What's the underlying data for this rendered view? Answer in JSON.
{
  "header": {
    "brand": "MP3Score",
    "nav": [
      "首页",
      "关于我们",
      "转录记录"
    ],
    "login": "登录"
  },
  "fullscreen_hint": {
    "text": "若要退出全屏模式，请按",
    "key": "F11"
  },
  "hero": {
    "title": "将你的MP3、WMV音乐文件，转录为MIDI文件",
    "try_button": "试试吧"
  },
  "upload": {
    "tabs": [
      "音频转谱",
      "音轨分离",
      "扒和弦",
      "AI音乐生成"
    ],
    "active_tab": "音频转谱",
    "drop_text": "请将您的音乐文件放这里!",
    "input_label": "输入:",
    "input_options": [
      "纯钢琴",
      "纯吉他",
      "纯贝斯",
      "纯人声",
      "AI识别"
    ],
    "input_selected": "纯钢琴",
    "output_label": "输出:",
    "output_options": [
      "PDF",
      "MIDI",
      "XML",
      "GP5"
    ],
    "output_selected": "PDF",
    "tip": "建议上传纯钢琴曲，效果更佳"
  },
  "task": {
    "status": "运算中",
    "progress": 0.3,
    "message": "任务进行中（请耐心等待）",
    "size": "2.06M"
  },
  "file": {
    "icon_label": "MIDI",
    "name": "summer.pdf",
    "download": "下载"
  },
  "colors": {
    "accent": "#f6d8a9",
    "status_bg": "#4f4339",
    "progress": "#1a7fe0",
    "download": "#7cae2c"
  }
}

Direction – Repeat the lines above exactly.

Response for this exercise –
What's the underlying data for this rendered view? Answer in JSON.
{
  "header": {
    "brand": "MP3Score",
    "nav": [
      "首页",
      "关于我们",
      "转录记录"
    ],
    "login": "登录"
  },
  "fullscreen_hint": {
    "text": "若要退出全屏模式，请按",
    "key": "F11"
  },
  "hero": {
    "title": "将你的MP3、WMV音乐文件，转录为MIDI文件",
    "try_button": "试试吧"
  },
  "upload": {
    "tabs": [
      "音频转谱",
      "音轨分离",
      "扒和弦",
      "AI音乐生成"
    ],
    "active_tab": "音频转谱",
    "drop_text": "请将您的音乐文件放这里!",
    "input_label": "输入:",
    "input_options": [
      "纯钢琴",
      "纯吉他",
      "纯贝斯",
      "纯人声",
      "AI识别"
    ],
    "input_selected": "纯钢琴",
    "output_label": "输出:",
    "output_options": [
      "PDF",
      "MIDI",
      "XML",
      "GP5"
    ],
    "output_selected": "PDF",
    "tip": "建议上传纯钢琴曲，效果更佳"
  },
  "task": {
    "status": "运算中",
    "progress": 0.3,
    "message": "任务进行中（请耐心等待）",
    "size": "2.06M"
  },
  "file": {
    "icon_label": "MIDI",
    "name": "summer.pdf",
    "download": "下载"
  },
  "colors": {
    "accent": "#f6d8a9",
    "status_bg": "#4f4339",
    "progress": "#1a7fe0",
    "download": "#7cae2c"
  }
}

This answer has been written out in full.